— Stated task —
Without the pictures, can you quote each line below exactly?

Items from a dataset:
-- begin --

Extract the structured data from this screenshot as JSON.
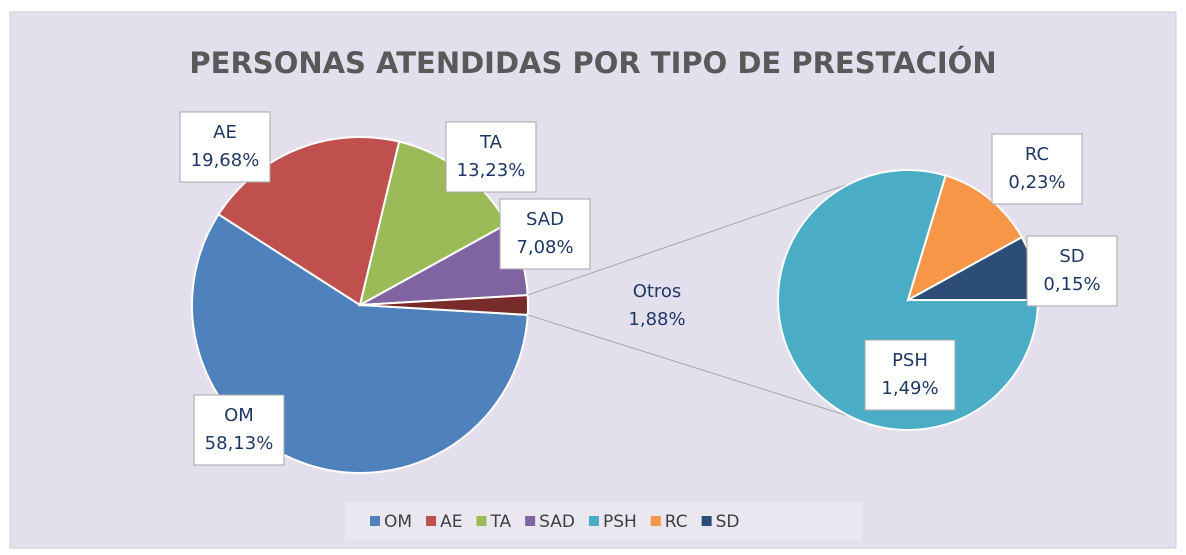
{
  "chart_data": {
    "type": "pie_of_pie",
    "title": "PERSONAS ATENDIDAS POR TIPO DE PRESTACIÓN",
    "categories": [
      "OM",
      "AE",
      "TA",
      "SAD"
    ],
    "values": [
      58.13,
      19.68,
      13.23,
      7.08
    ],
    "value_labels": [
      "58,13%",
      "19,68%",
      "13,23%",
      "7,08%"
    ],
    "colors": [
      "#4f81bd",
      "#c0504d",
      "#9bbb59",
      "#8064a2"
    ],
    "other": {
      "label": "Otros",
      "value": 1.88,
      "value_label": "1,88%",
      "color": "#772c2a"
    },
    "secondary": {
      "categories": [
        "PSH",
        "RC",
        "SD"
      ],
      "values": [
        1.49,
        0.23,
        0.15
      ],
      "value_labels": [
        "1,49%",
        "0,23%",
        "0,15%"
      ],
      "colors": [
        "#4bacc6",
        "#f79646",
        "#2c4d75"
      ]
    },
    "legend": "bottom"
  }
}
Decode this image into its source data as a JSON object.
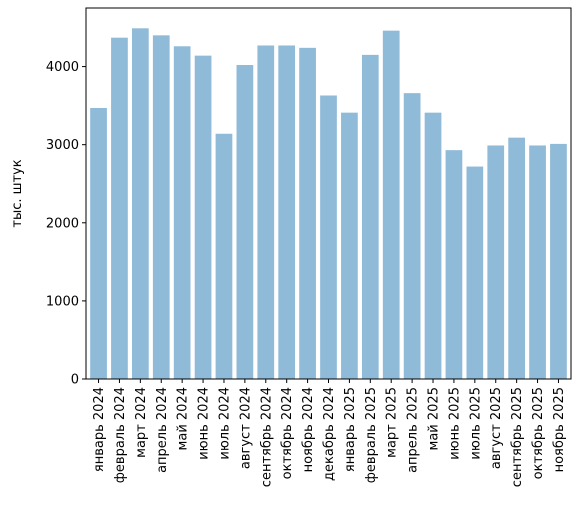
{
  "chart_data": {
    "type": "bar",
    "title": "",
    "xlabel": "",
    "ylabel": "тыс. штук",
    "ylim": [
      0,
      4750
    ],
    "yticks": [
      0,
      1000,
      2000,
      3000,
      4000
    ],
    "grid": false,
    "bar_color": "#8fbbd9",
    "categories": [
      "январь 2024",
      "февраль 2024",
      "март 2024",
      "апрель 2024",
      "май 2024",
      "июнь 2024",
      "июль 2024",
      "август 2024",
      "сентябрь 2024",
      "октябрь 2024",
      "ноябрь 2024",
      "декабрь 2024",
      "январь 2025",
      "февраль 2025",
      "март 2025",
      "апрель 2025",
      "май 2025",
      "июнь 2025",
      "июль 2025",
      "август 2025",
      "сентябрь 2025",
      "октябрь 2025",
      "ноябрь 2025"
    ],
    "values": [
      3470,
      4370,
      4490,
      4400,
      4260,
      4140,
      3140,
      4020,
      4270,
      4270,
      4240,
      3630,
      3410,
      4150,
      4460,
      3660,
      3410,
      2930,
      2720,
      2990,
      3090,
      2990,
      3010
    ]
  }
}
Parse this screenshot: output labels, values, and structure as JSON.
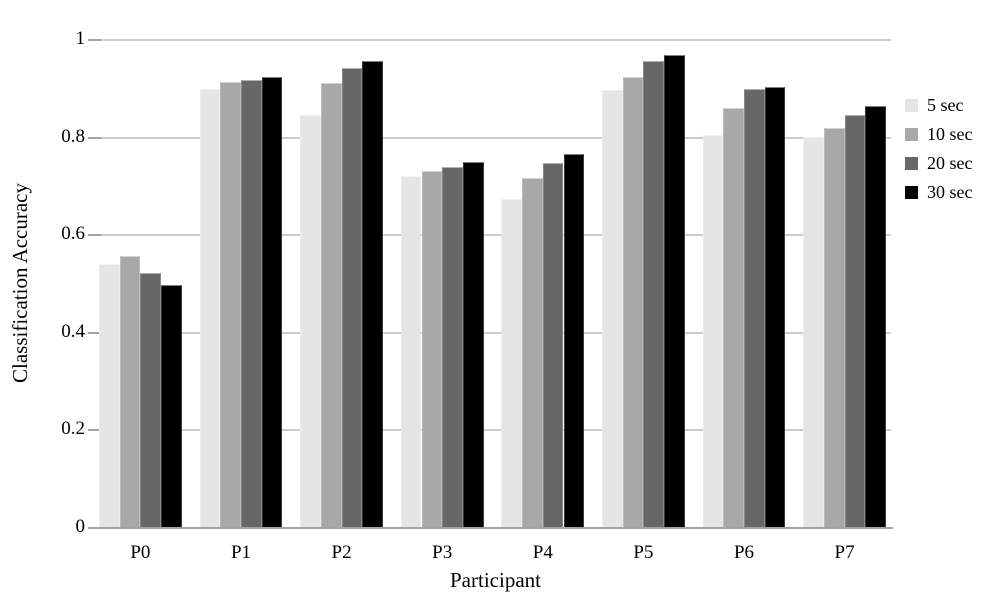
{
  "chart_data": {
    "type": "bar",
    "xlabel": "Participant",
    "ylabel": "Classification Accuracy",
    "categories": [
      "P0",
      "P1",
      "P2",
      "P3",
      "P4",
      "P5",
      "P6",
      "P7"
    ],
    "series": [
      {
        "name": "5 sec",
        "color": "#e5e5e5",
        "values": [
          0.54,
          0.898,
          0.845,
          0.72,
          0.672,
          0.896,
          0.803,
          0.8
        ]
      },
      {
        "name": "10 sec",
        "color": "#a8a8a8",
        "values": [
          0.555,
          0.912,
          0.91,
          0.73,
          0.715,
          0.922,
          0.858,
          0.818
        ]
      },
      {
        "name": "20 sec",
        "color": "#676767",
        "values": [
          0.52,
          0.916,
          0.94,
          0.738,
          0.747,
          0.955,
          0.897,
          0.845
        ]
      },
      {
        "name": "30 sec",
        "color": "#000000",
        "values": [
          0.495,
          0.922,
          0.955,
          0.748,
          0.764,
          0.968,
          0.901,
          0.862
        ]
      }
    ],
    "yticks": [
      0,
      0.2,
      0.4,
      0.6,
      0.8,
      1
    ],
    "ytick_labels": [
      "0",
      "0.2",
      "0.4",
      "0.6",
      "0.8",
      "1"
    ],
    "ylim": [
      0,
      1
    ],
    "grid": true,
    "legend_position": "right",
    "colors": {
      "gridline": "#cbcbcb",
      "axis": "#a3a3a3",
      "text": "#000000",
      "background": "#ffffff"
    }
  }
}
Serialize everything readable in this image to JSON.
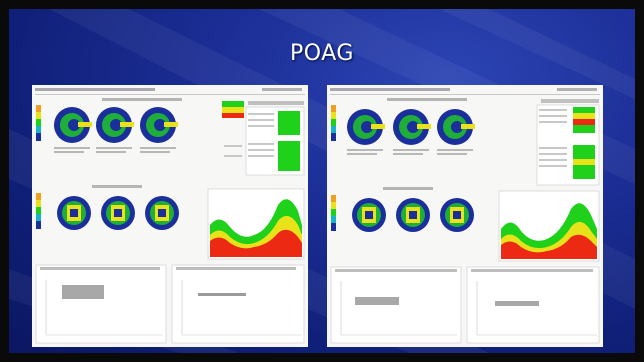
{
  "slide": {
    "title": "POAG",
    "background_color": "#1d2f98"
  },
  "panels": [
    {
      "id": "left",
      "content": "blurred-glaucoma-change-analysis-printout",
      "fill_levels": {
        "upper_green": 0.85,
        "middle_yellow": 0.6,
        "lower_red": 0.35
      }
    },
    {
      "id": "right",
      "content": "blurred-glaucoma-change-analysis-printout",
      "fill_levels": {
        "upper_green": 0.8,
        "middle_yellow": 0.55,
        "lower_red": 0.3
      }
    }
  ],
  "colors": {
    "green": "#1fd11a",
    "yellow": "#e9e21b",
    "red": "#ec2a14",
    "map_blue": "#1a2e9c"
  }
}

-- end --

— Result of the exercise —
Extract the structured data from this screenshot as JSON.
{
  "chart_data": {
    "type": "pie_of_pie",
    "title": "PERSONAS ATENDIDAS POR TIPO DE PRESTACIÓN",
    "categories": [
      "OM",
      "AE",
      "TA",
      "SAD"
    ],
    "values": [
      58.13,
      19.68,
      13.23,
      7.08
    ],
    "value_labels": [
      "58,13%",
      "19,68%",
      "13,23%",
      "7,08%"
    ],
    "colors": [
      "#4f81bd",
      "#c0504d",
      "#9bbb59",
      "#8064a2"
    ],
    "other": {
      "label": "Otros",
      "value": 1.88,
      "value_label": "1,88%",
      "color": "#772c2a"
    },
    "secondary": {
      "categories": [
        "PSH",
        "RC",
        "SD"
      ],
      "values": [
        1.49,
        0.23,
        0.15
      ],
      "value_labels": [
        "1,49%",
        "0,23%",
        "0,15%"
      ],
      "colors": [
        "#4bacc6",
        "#f79646",
        "#2c4d75"
      ]
    },
    "legend": "bottom"
  }
}
Decode this image into its source data as a JSON object.
{
  "chart_data": {
    "type": "bar",
    "title": "",
    "xlabel": "",
    "ylabel": "тыс. штук",
    "ylim": [
      0,
      4750
    ],
    "yticks": [
      0,
      1000,
      2000,
      3000,
      4000
    ],
    "grid": false,
    "bar_color": "#8fbbd9",
    "categories": [
      "январь 2024",
      "февраль 2024",
      "март 2024",
      "апрель 2024",
      "май 2024",
      "июнь 2024",
      "июль 2024",
      "август 2024",
      "сентябрь 2024",
      "октябрь 2024",
      "ноябрь 2024",
      "декабрь 2024",
      "январь 2025",
      "февраль 2025",
      "март 2025",
      "апрель 2025",
      "май 2025",
      "июнь 2025",
      "июль 2025",
      "август 2025",
      "сентябрь 2025",
      "октябрь 2025",
      "ноябрь 2025"
    ],
    "values": [
      3470,
      4370,
      4490,
      4400,
      4260,
      4140,
      3140,
      4020,
      4270,
      4270,
      4240,
      3630,
      3410,
      4150,
      4460,
      3660,
      3410,
      2930,
      2720,
      2990,
      3090,
      2990,
      3010
    ]
  }
}
Parse this screenshot: output labels, values, and structure as JSON.
{
  "chart_data": {
    "type": "bar",
    "xlabel": "Participant",
    "ylabel": "Classification Accuracy",
    "categories": [
      "P0",
      "P1",
      "P2",
      "P3",
      "P4",
      "P5",
      "P6",
      "P7"
    ],
    "series": [
      {
        "name": "5 sec",
        "color": "#e5e5e5",
        "values": [
          0.54,
          0.898,
          0.845,
          0.72,
          0.672,
          0.896,
          0.803,
          0.8
        ]
      },
      {
        "name": "10 sec",
        "color": "#a8a8a8",
        "values": [
          0.555,
          0.912,
          0.91,
          0.73,
          0.715,
          0.922,
          0.858,
          0.818
        ]
      },
      {
        "name": "20 sec",
        "color": "#676767",
        "values": [
          0.52,
          0.916,
          0.94,
          0.738,
          0.747,
          0.955,
          0.897,
          0.845
        ]
      },
      {
        "name": "30 sec",
        "color": "#000000",
        "values": [
          0.495,
          0.922,
          0.955,
          0.748,
          0.764,
          0.968,
          0.901,
          0.862
        ]
      }
    ],
    "yticks": [
      0,
      0.2,
      0.4,
      0.6,
      0.8,
      1
    ],
    "ytick_labels": [
      "0",
      "0.2",
      "0.4",
      "0.6",
      "0.8",
      "1"
    ],
    "ylim": [
      0,
      1
    ],
    "grid": true,
    "legend_position": "right",
    "colors": {
      "gridline": "#cbcbcb",
      "axis": "#a3a3a3",
      "text": "#000000",
      "background": "#ffffff"
    }
  }
}
Serialize everything readable in this image to JSON.
{
  "slide": {
    "title": "POAG",
    "background_color": "#1d2f98"
  },
  "panels": [
    {
      "id": "left",
      "content": "blurred-glaucoma-change-analysis-printout",
      "fill_levels": {
        "upper_green": 0.85,
        "middle_yellow": 0.6,
        "lower_red": 0.35
      }
    },
    {
      "id": "right",
      "content": "blurred-glaucoma-change-analysis-printout",
      "fill_levels": {
        "upper_green": 0.8,
        "middle_yellow": 0.55,
        "lower_red": 0.3
      }
    }
  ],
  "colors": {
    "green": "#1fd11a",
    "yellow": "#e9e21b",
    "red": "#ec2a14",
    "map_blue": "#1a2e9c"
  }
}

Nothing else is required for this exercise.